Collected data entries
● ● ● ● ●

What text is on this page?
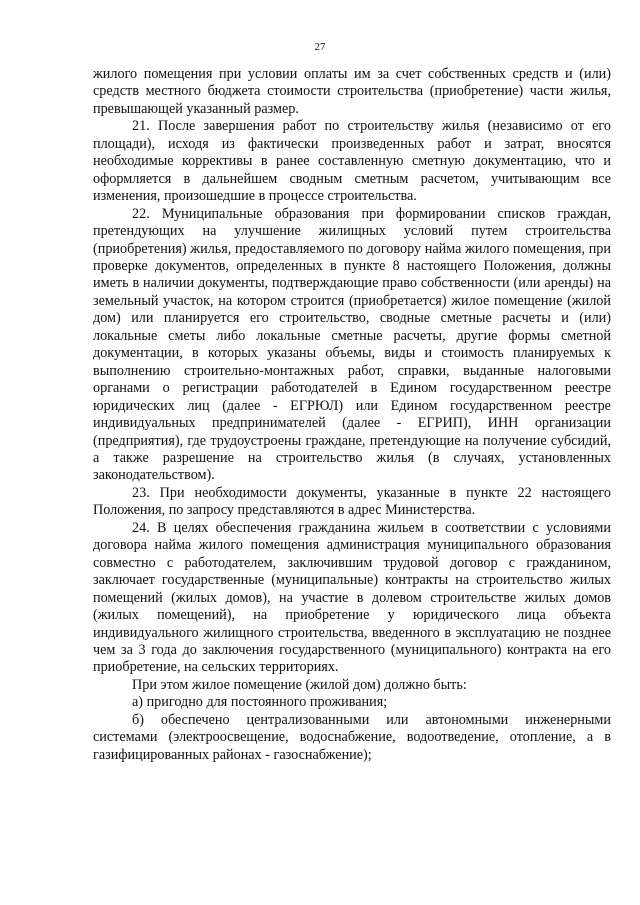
27

жилого помещения при условии оплаты им за счет собственных средств и (или) средств местного бюджета стоимости строительства (приобретение) части жилья, превышающей указанный размер.

21. После завершения работ по строительству жилья (независимо от его площади), исходя из фактически произведенных работ и затрат, вносятся необходимые коррективы в ранее составленную сметную документацию, что и оформляется в дальнейшем сводным сметным расчетом, учитывающим все изменения, произошедшие в процессе строительства.

22. Муниципальные образования при формировании списков граждан, претендующих на улучшение жилищных условий путем строительства (приобретения) жилья, предоставляемого по договору найма жилого помещения, при проверке документов, определенных в пункте 8 настоящего Положения, должны иметь в наличии документы, подтверждающие право собственности (или аренды) на земельный участок, на котором строится (приобретается) жилое помещение (жилой дом) или планируется его строительство, сводные сметные расчеты и (или) локальные сметы либо локальные сметные расчеты, другие формы сметной документации, в которых указаны объемы, виды и стоимость планируемых к выполнению строительно-монтажных работ, справки, выданные налоговыми органами о регистрации работодателей в Едином государственном реестре юридических лиц (далее - ЕГРЮЛ) или Едином государственном реестре индивидуальных предпринимателей (далее - ЕГРИП), ИНН организации (предприятия), где трудоустроены граждане, претендующие на получение субсидий, а также разрешение на строительство жилья (в случаях, установленных законодательством).

23. При необходимости документы, указанные в пункте 22 настоящего Положения, по запросу представляются в адрес Министерства.

24. В целях обеспечения гражданина жильем в соответствии с условиями договора найма жилого помещения администрация муниципального образования совместно с работодателем, заключившим трудовой договор с гражданином, заключает государственные (муниципальные) контракты на строительство жилых помещений (жилых домов), на участие в долевом строительстве жилых домов (жилых помещений), на приобретение у юридического лица объекта индивидуального жилищного строительства, введенного в эксплуатацию не позднее чем за 3 года до заключения государственного (муниципального) контракта на его приобретение, на сельских территориях.

При этом жилое помещение (жилой дом) должно быть:

а) пригодно для постоянного проживания;

б) обеспечено централизованными или автономными инженерными системами (электроосвещение, водоснабжение, водоотведение, отопление, а в газифицированных районах - газоснабжение);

● ● ● ● ●

Written problem
Copy each line exactly, and leave the pictures out of your copy.

Finished answer
What text is on this page?
27

жилого помещения при условии оплаты им за счет собственных средств и (или) средств местного бюджета стоимости строительства (приобретение) части жилья, превышающей указанный размер.

21. После завершения работ по строительству жилья (независимо от его площади), исходя из фактически произведенных работ и затрат, вносятся необходимые коррективы в ранее составленную сметную документацию, что и оформляется в дальнейшем сводным сметным расчетом, учитывающим все изменения, произошедшие в процессе строительства.

22. Муниципальные образования при формировании списков граждан, претендующих на улучшение жилищных условий путем строительства (приобретения) жилья, предоставляемого по договору найма жилого помещения, при проверке документов, определенных в пункте 8 настоящего Положения, должны иметь в наличии документы, подтверждающие право собственности (или аренды) на земельный участок, на котором строится (приобретается) жилое помещение (жилой дом) или планируется его строительство, сводные сметные расчеты и (или) локальные сметы либо локальные сметные расчеты, другие формы сметной документации, в которых указаны объемы, виды и стоимость планируемых к выполнению строительно-монтажных работ, справки, выданные налоговыми органами о регистрации работодателей в Едином государственном реестре юридических лиц (далее - ЕГРЮЛ) или Едином государственном реестре индивидуальных предпринимателей (далее - ЕГРИП), ИНН организации (предприятия), где трудоустроены граждане, претендующие на получение субсидий, а также разрешение на строительство жилья (в случаях, установленных законодательством).

23. При необходимости документы, указанные в пункте 22 настоящего Положения, по запросу представляются в адрес Министерства.

24. В целях обеспечения гражданина жильем в соответствии с условиями договора найма жилого помещения администрация муниципального образования совместно с работодателем, заключившим трудовой договор с гражданином, заключает государственные (муниципальные) контракты на строительство жилых помещений (жилых домов), на участие в долевом строительстве жилых домов (жилых помещений), на приобретение у юридического лица объекта индивидуального жилищного строительства, введенного в эксплуатацию не позднее чем за 3 года до заключения государственного (муниципального) контракта на его приобретение, на сельских территориях.

При этом жилое помещение (жилой дом) должно быть:

а) пригодно для постоянного проживания;

б) обеспечено централизованными или автономными инженерными системами (электроосвещение, водоснабжение, водоотведение, отопление, а в газифицированных районах - газоснабжение);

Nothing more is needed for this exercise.